* Problem to work on: Restate, word for word, every line of the data.

* Information given:
────────────────────────────────────────
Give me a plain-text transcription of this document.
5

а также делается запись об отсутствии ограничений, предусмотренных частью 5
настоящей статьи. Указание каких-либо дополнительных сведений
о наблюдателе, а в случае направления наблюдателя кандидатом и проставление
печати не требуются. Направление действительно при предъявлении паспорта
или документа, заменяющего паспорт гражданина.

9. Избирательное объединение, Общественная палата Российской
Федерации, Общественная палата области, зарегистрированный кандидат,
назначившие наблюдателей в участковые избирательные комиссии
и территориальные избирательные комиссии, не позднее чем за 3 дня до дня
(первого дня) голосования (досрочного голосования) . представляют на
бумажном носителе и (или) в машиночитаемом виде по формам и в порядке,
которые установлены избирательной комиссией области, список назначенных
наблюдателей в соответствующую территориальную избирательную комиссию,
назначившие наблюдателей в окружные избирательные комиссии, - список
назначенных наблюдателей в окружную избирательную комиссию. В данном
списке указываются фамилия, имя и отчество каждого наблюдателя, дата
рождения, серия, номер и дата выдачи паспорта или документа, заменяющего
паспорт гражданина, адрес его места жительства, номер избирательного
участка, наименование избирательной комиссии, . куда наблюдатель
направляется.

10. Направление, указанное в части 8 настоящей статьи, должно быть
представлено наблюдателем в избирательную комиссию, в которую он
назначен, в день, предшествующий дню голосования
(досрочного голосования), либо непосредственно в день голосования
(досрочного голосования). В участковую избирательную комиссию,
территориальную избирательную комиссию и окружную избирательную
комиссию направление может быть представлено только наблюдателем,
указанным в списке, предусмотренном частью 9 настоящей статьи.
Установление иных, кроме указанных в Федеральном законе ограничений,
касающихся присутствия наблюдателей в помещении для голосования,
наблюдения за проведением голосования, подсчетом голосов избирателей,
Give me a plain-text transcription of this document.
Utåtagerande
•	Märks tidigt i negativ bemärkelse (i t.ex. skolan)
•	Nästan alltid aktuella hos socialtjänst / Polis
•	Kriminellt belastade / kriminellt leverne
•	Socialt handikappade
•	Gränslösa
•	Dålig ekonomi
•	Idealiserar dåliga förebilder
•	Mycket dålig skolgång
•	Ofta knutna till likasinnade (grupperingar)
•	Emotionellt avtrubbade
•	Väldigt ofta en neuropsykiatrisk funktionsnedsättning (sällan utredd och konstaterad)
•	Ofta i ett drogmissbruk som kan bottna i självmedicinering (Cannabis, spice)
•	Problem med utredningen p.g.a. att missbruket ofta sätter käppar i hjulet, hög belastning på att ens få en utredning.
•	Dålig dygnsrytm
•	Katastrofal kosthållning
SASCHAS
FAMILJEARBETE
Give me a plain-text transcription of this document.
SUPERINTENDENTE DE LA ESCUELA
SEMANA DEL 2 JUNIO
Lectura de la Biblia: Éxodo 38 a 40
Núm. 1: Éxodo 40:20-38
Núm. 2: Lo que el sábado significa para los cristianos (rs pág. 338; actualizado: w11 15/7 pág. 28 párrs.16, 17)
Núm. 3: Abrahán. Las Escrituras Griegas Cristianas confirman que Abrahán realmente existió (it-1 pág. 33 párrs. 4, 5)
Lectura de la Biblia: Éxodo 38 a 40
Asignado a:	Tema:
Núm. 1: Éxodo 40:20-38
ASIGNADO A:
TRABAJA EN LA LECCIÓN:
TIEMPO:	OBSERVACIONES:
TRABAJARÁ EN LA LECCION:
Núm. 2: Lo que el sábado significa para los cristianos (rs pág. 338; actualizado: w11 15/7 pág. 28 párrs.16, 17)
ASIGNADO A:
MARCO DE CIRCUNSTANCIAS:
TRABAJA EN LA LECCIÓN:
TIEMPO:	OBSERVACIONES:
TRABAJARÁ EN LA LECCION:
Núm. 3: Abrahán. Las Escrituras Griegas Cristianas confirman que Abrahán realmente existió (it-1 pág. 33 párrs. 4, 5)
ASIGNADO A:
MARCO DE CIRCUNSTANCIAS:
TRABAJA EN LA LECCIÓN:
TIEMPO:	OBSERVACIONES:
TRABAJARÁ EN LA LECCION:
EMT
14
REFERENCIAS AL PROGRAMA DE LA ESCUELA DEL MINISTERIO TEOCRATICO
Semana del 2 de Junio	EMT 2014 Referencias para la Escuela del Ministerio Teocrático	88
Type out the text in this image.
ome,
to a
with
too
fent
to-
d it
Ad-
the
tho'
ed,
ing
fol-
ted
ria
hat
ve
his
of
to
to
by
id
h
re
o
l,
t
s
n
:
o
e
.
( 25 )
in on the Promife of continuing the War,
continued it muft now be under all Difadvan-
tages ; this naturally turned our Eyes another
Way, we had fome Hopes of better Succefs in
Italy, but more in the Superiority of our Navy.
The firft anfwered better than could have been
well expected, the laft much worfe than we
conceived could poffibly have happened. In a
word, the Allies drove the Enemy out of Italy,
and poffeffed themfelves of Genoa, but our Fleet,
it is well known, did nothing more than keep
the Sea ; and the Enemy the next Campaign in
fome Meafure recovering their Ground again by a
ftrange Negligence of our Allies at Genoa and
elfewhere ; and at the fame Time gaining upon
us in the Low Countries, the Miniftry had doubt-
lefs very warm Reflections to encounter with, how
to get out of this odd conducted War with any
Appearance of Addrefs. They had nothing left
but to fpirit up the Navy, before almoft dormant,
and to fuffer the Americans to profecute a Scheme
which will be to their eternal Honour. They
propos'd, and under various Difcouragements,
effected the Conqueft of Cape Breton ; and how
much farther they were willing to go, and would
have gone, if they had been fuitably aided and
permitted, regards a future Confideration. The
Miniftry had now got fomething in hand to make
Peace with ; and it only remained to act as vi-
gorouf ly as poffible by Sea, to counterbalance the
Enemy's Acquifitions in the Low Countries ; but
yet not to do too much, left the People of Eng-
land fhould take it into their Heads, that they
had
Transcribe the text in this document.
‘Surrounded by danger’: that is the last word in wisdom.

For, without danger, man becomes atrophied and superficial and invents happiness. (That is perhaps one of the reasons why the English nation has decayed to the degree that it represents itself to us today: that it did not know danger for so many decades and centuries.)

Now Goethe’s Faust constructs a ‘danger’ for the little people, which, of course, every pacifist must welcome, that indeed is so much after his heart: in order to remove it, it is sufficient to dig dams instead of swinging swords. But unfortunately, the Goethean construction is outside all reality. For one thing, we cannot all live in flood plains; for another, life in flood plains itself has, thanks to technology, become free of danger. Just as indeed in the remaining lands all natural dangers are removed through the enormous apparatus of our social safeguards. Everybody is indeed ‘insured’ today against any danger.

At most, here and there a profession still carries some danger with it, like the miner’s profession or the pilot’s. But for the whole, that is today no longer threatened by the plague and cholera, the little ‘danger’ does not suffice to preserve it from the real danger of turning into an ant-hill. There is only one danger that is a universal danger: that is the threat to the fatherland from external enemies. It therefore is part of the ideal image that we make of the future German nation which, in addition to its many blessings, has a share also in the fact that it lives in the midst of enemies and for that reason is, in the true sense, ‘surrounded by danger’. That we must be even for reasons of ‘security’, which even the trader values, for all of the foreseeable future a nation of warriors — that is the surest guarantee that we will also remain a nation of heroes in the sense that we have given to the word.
────────────────────────────────────────
* Solved exercise:
Give me a plain-text transcription of this document.
5

а также делается запись об отсутствии ограничений, предусмотренных частью 5
настоящей статьи. Указание каких-либо дополнительных сведений
о наблюдателе, а в случае направления наблюдателя кандидатом и проставление
печати не требуются. Направление действительно при предъявлении паспорта
или документа, заменяющего паспорт гражданина.

9. Избирательное объединение, Общественная палата Российской
Федерации, Общественная палата области, зарегистрированный кандидат,
назначившие наблюдателей в участковые избирательные комиссии
и территориальные избирательные комиссии, не позднее чем за 3 дня до дня
(первого дня) голосования (досрочного голосования) . представляют на
бумажном носителе и (или) в машиночитаемом виде по формам и в порядке,
которые установлены избирательной комиссией области, список назначенных
наблюдателей в соответствующую территориальную избирательную комиссию,
назначившие наблюдателей в окружные избирательные комиссии, - список
назначенных наблюдателей в окружную избирательную комиссию. В данном
списке указываются фамилия, имя и отчество каждого наблюдателя, дата
рождения, серия, номер и дата выдачи паспорта или документа, заменяющего
паспорт гражданина, адрес его места жительства, номер избирательного
участка, наименование избирательной комиссии, . куда наблюдатель
направляется.

10. Направление, указанное в части 8 настоящей статьи, должно быть
представлено наблюдателем в избирательную комиссию, в которую он
назначен, в день, предшествующий дню голосования
(досрочного голосования), либо непосредственно в день голосования
(досрочного голосования). В участковую избирательную комиссию,
территориальную избирательную комиссию и окружную избирательную
комиссию направление может быть представлено только наблюдателем,
указанным в списке, предусмотренном частью 9 настоящей статьи.
Установление иных, кроме указанных в Федеральном законе ограничений,
касающихся присутствия наблюдателей в помещении для голосования,
наблюдения за проведением голосования, подсчетом голосов избирателей,
Give me a plain-text transcription of this document.
Utåtagerande
•	Märks tidigt i negativ bemärkelse (i t.ex. skolan)
•	Nästan alltid aktuella hos socialtjänst / Polis
•	Kriminellt belastade / kriminellt leverne
•	Socialt handikappade
•	Gränslösa
•	Dålig ekonomi
•	Idealiserar dåliga förebilder
•	Mycket dålig skolgång
•	Ofta knutna till likasinnade (grupperingar)
•	Emotionellt avtrubbade
•	Väldigt ofta en neuropsykiatrisk funktionsnedsättning (sällan utredd och konstaterad)
•	Ofta i ett drogmissbruk som kan bottna i självmedicinering (Cannabis, spice)
•	Problem med utredningen p.g.a. att missbruket ofta sätter käppar i hjulet, hög belastning på att ens få en utredning.
•	Dålig dygnsrytm
•	Katastrofal kosthållning
SASCHAS
FAMILJEARBETE
Give me a plain-text transcription of this document.
SUPERINTENDENTE DE LA ESCUELA
SEMANA DEL 2 JUNIO
Lectura de la Biblia: Éxodo 38 a 40
Núm. 1: Éxodo 40:20-38
Núm. 2: Lo que el sábado significa para los cristianos (rs pág. 338; actualizado: w11 15/7 pág. 28 párrs.16, 17)
Núm. 3: Abrahán. Las Escrituras Griegas Cristianas confirman que Abrahán realmente existió (it-1 pág. 33 párrs. 4, 5)
Lectura de la Biblia: Éxodo 38 a 40
Asignado a:	Tema:
Núm. 1: Éxodo 40:20-38
ASIGNADO A:
TRABAJA EN LA LECCIÓN:
TIEMPO:	OBSERVACIONES:
TRABAJARÁ EN LA LECCION:
Núm. 2: Lo que el sábado significa para los cristianos (rs pág. 338; actualizado: w11 15/7 pág. 28 párrs.16, 17)
ASIGNADO A:
MARCO DE CIRCUNSTANCIAS:
TRABAJA EN LA LECCIÓN:
TIEMPO:	OBSERVACIONES:
TRABAJARÁ EN LA LECCION:
Núm. 3: Abrahán. Las Escrituras Griegas Cristianas confirman que Abrahán realmente existió (it-1 pág. 33 párrs. 4, 5)
ASIGNADO A:
MARCO DE CIRCUNSTANCIAS:
TRABAJA EN LA LECCIÓN:
TIEMPO:	OBSERVACIONES:
TRABAJARÁ EN LA LECCION:
EMT
14
REFERENCIAS AL PROGRAMA DE LA ESCUELA DEL MINISTERIO TEOCRATICO
Semana del 2 de Junio	EMT 2014 Referencias para la Escuela del Ministerio Teocrático	88
Type out the text in this image.
ome,
to a
with
too
fent
to-
d it
Ad-
the
tho'
ed,
ing
fol-
ted
ria
hat
ve
his
of
to
to
by
id
h
re
o
l,
t
s
n
:
o
e
.
( 25 )
in on the Promife of continuing the War,
continued it muft now be under all Difadvan-
tages ; this naturally turned our Eyes another
Way, we had fome Hopes of better Succefs in
Italy, but more in the Superiority of our Navy.
The firft anfwered better than could have been
well expected, the laft much worfe than we
conceived could poffibly have happened. In a
word, the Allies drove the Enemy out of Italy,
and poffeffed themfelves of Genoa, but our Fleet,
it is well known, did nothing more than keep
the Sea ; and the Enemy the next Campaign in
fome Meafure recovering their Ground again by a
ftrange Negligence of our Allies at Genoa and
elfewhere ; and at the fame Time gaining upon
us in the Low Countries, the Miniftry had doubt-
lefs very warm Reflections to encounter with, how
to get out of this odd conducted War with any
Appearance of Addrefs. They had nothing left
but to fpirit up the Navy, before almoft dormant,
and to fuffer the Americans to profecute a Scheme
which will be to their eternal Honour. They
propos'd, and under various Difcouragements,
effected the Conqueft of Cape Breton ; and how
much farther they were willing to go, and would
have gone, if they had been fuitably aided and
permitted, regards a future Confideration. The
Miniftry had now got fomething in hand to make
Peace with ; and it only remained to act as vi-
gorouf ly as poffible by Sea, to counterbalance the
Enemy's Acquifitions in the Low Countries ; but
yet not to do too much, left the People of Eng-
land fhould take it into their Heads, that they
had
Transcribe the text in this document.
‘Surrounded by danger’: that is the last word in wisdom.

For, without danger, man becomes atrophied and superficial and invents happiness. (That is perhaps one of the reasons why the English nation has decayed to the degree that it represents itself to us today: that it did not know danger for so many decades and centuries.)

Now Goethe’s Faust constructs a ‘danger’ for the little people, which, of course, every pacifist must welcome, that indeed is so much after his heart: in order to remove it, it is sufficient to dig dams instead of swinging swords. But unfortunately, the Goethean construction is outside all reality. For one thing, we cannot all live in flood plains; for another, life in flood plains itself has, thanks to technology, become free of danger. Just as indeed in the remaining lands all natural dangers are removed through the enormous apparatus of our social safeguards. Everybody is indeed ‘insured’ today against any danger.

At most, here and there a profession still carries some danger with it, like the miner’s profession or the pilot’s. But for the whole, that is today no longer threatened by the plague and cholera, the little ‘danger’ does not suffice to preserve it from the real danger of turning into an ant-hill. There is only one danger that is a universal danger: that is the threat to the fatherland from external enemies. It therefore is part of the ideal image that we make of the future German nation which, in addition to its many blessings, has a share also in the fact that it lives in the midst of enemies and for that reason is, in the true sense, ‘surrounded by danger’. That we must be even for reasons of ‘security’, which even the trader values, for all of the foreseeable future a nation of warriors — that is the surest guarantee that we will also remain a nation of heroes in the sense that we have given to the word.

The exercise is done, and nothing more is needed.